## SOURCE MATERIAL
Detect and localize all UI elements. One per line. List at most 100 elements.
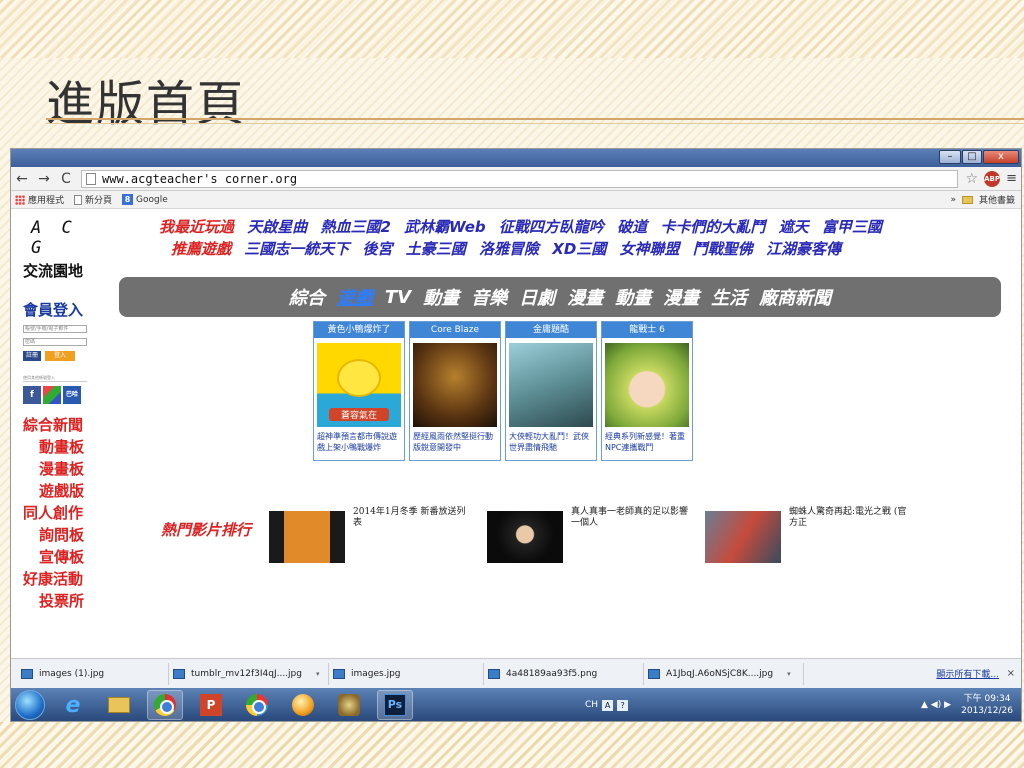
- recommend-game-link[interactable]: 三國志一統天下: [244, 240, 349, 258]
- minimize-button[interactable]: –: [939, 150, 961, 164]
- category-tab[interactable]: TV: [385, 287, 411, 308]
- taskbar-explorer[interactable]: [101, 690, 137, 720]
- taskbar-photoshop[interactable]: Ps: [377, 690, 413, 720]
- recent-game-link[interactable]: 熱血三國2: [321, 218, 391, 236]
- bookmark-new-tab[interactable]: 新分頁: [74, 193, 112, 206]
- taskbar-ie[interactable]: e: [55, 690, 91, 720]
- bookmark-apps[interactable]: 應用程式: [15, 193, 64, 206]
- video-title[interactable]: 2014年1月冬季 新番放送列表: [353, 507, 473, 529]
- category-tab[interactable]: 漫畫: [663, 284, 699, 310]
- category-tab[interactable]: 動畫: [423, 284, 459, 310]
- other-bookmarks[interactable]: 其他書籤: [979, 193, 1015, 206]
- category-tab[interactable]: 音樂: [471, 284, 507, 310]
- featured-card[interactable]: 黃色小鴨爆炸了 蒼容氣在 超神準預言都市傳說遊戲上架小鴨戰爆炸: [313, 321, 405, 461]
- ime-mode-icon[interactable]: A: [602, 699, 614, 711]
- taskbar-clock[interactable]: 下午 09:34 2013/12/26: [961, 693, 1013, 717]
- recommend-game-link[interactable]: 女神聯盟: [620, 240, 680, 258]
- bookmarks-more[interactable]: »: [950, 195, 956, 205]
- address-bar[interactable]: www.acgteacher's corner.org: [81, 169, 958, 188]
- taskbar-game[interactable]: [331, 690, 367, 720]
- recent-game-link[interactable]: 卡卡們的大亂鬥: [660, 218, 765, 236]
- taskbar-app[interactable]: [239, 690, 275, 720]
- google-plus-icon[interactable]: [43, 386, 61, 404]
- side-menu-item[interactable]: 綜合新聞: [23, 414, 103, 436]
- ime-help-icon[interactable]: ?: [617, 699, 629, 711]
- side-menu-item[interactable]: 同人創作: [23, 502, 103, 524]
- recommend-game-link[interactable]: 鬥戰聖佛: [693, 240, 753, 258]
- download-item[interactable]: images (1).jpg: [17, 662, 169, 685]
- download-item[interactable]: images.jpg: [329, 662, 484, 685]
- facebook-icon[interactable]: f: [23, 386, 41, 404]
- site-logo[interactable]: A C G: [23, 218, 103, 258]
- video-thumbnail[interactable]: [705, 511, 781, 563]
- download-item[interactable]: A1JbqJ.A6oNSjC8K....jpg ▾: [644, 662, 804, 685]
- side-menu-item[interactable]: 詢問板: [23, 524, 103, 546]
- recent-game-link[interactable]: 遮天: [779, 218, 809, 236]
- adblock-icon[interactable]: ABP: [984, 170, 1001, 187]
- menu-icon[interactable]: ≡: [1006, 171, 1017, 186]
- card-image-anime: [605, 343, 689, 427]
- start-button[interactable]: [15, 690, 45, 720]
- ime-language[interactable]: CH: [585, 700, 598, 710]
- recent-game-link[interactable]: 征戰四方臥龍吟: [499, 218, 604, 236]
- video-thumbnail[interactable]: [487, 511, 563, 563]
- video-item[interactable]: 蜘蛛人驚奇再起:電光之戰 (官方正: [705, 507, 975, 567]
- bahamut-icon[interactable]: 巴哈: [63, 386, 81, 404]
- video-title[interactable]: 真人真事一老師真的足以影響一個人: [571, 507, 691, 529]
- category-tab[interactable]: 動畫: [615, 284, 651, 310]
- password-input[interactable]: 密碼: [23, 338, 87, 346]
- recommend-game-link[interactable]: XD三國: [552, 240, 606, 258]
- featured-card[interactable]: Core Blaze 歷經風雨依然堅挺行動版銳意開發中: [409, 321, 501, 461]
- side-menu-item[interactable]: 好康活動: [23, 568, 103, 590]
- close-button[interactable]: x: [983, 150, 1019, 164]
- bookmark-star-icon[interactable]: ☆: [966, 171, 979, 187]
- side-menu-item[interactable]: 遊戲版: [23, 480, 103, 502]
- recent-game-link[interactable]: 破道: [617, 218, 647, 236]
- image-file-icon: [333, 668, 345, 679]
- reload-button[interactable]: C: [59, 171, 73, 187]
- window-titlebar: – □ x: [11, 149, 1021, 167]
- chevron-down-icon[interactable]: ▾: [316, 670, 320, 678]
- recent-game-link[interactable]: 富甲三國: [822, 218, 882, 236]
- category-tab[interactable]: 漫畫: [567, 284, 603, 310]
- side-menu-item[interactable]: 漫畫板: [23, 458, 103, 480]
- login-button[interactable]: 登入: [45, 351, 75, 361]
- taskbar-powerpoint[interactable]: P: [193, 690, 229, 720]
- side-menu-item[interactable]: 動畫板: [23, 436, 103, 458]
- recommend-game-link[interactable]: 洛雅冒險: [479, 240, 539, 258]
- category-tab[interactable]: 生活: [711, 284, 747, 310]
- register-button[interactable]: 註冊: [23, 351, 41, 361]
- taskbar-chrome[interactable]: [147, 690, 183, 720]
- recommend-games-label: 推薦遊戲: [171, 240, 232, 258]
- category-tab-active[interactable]: 遊戲: [337, 284, 373, 310]
- recommend-game-link[interactable]: 江湖豪客傳: [766, 240, 841, 258]
- taskbar-ball-app[interactable]: [285, 690, 321, 720]
- recommend-game-link[interactable]: 後宮: [363, 240, 393, 258]
- featured-cards: 黃色小鴨爆炸了 蒼容氣在 超神準預言都市傳說遊戲上架小鴨戰爆炸 Core Bla…: [313, 321, 693, 461]
- system-tray[interactable]: ▲ ◀) ▶: [921, 700, 951, 710]
- side-menu-item[interactable]: 投票所: [23, 590, 103, 612]
- recent-game-link[interactable]: 武林霸Web: [404, 218, 486, 236]
- video-thumbnail[interactable]: [269, 511, 345, 563]
- download-item[interactable]: tumblr_mv12f3I4qJ....jpg ▾: [169, 662, 329, 685]
- bookmark-google[interactable]: 8 Google: [122, 194, 168, 205]
- download-item[interactable]: 4a48189aa93f5.png: [484, 662, 644, 685]
- category-tab[interactable]: 日劇: [519, 284, 555, 310]
- username-input[interactable]: 帳號/手機/電子郵件: [23, 325, 87, 333]
- featured-card[interactable]: 金庸題酷 大俠輕功大亂鬥！武俠世界盡情飛馳: [505, 321, 597, 461]
- back-button[interactable]: ←: [15, 171, 29, 187]
- show-all-downloads-link[interactable]: 顯示所有下載...: [936, 667, 999, 680]
- chevron-down-icon[interactable]: ▾: [787, 670, 791, 678]
- side-menu-item[interactable]: 宣傳板: [23, 546, 103, 568]
- recommend-game-link[interactable]: 土豪三國: [406, 240, 466, 258]
- card-description: 歷經風雨依然堅挺行動版銳意開發中: [413, 432, 493, 452]
- recent-game-link[interactable]: 天啟星曲: [247, 218, 307, 236]
- video-title[interactable]: 蜘蛛人驚奇再起:電光之戰 (官方正: [789, 507, 909, 529]
- category-tab[interactable]: 綜合: [289, 284, 325, 310]
- forward-button[interactable]: →: [37, 171, 51, 187]
- close-icon[interactable]: ×: [1007, 668, 1015, 679]
- featured-card[interactable]: 龍戰士 6 經典系列新感覺！著重NPC連攜戰鬥: [601, 321, 693, 461]
- category-tab[interactable]: 廠商新聞: [759, 284, 831, 310]
- maximize-button[interactable]: □: [962, 150, 982, 164]
- app-icon: [246, 694, 268, 716]
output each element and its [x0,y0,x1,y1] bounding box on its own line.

## WORK INSTRUCTIONS
Select each line of the entries above that contains the string "chevron", treating uppercase and lowercase letters as distinct.

## RESPONSE TO THIS TASK
- chevron-down-icon[interactable]: ▾: [316, 670, 320, 678]
- chevron-down-icon[interactable]: ▾: [787, 670, 791, 678]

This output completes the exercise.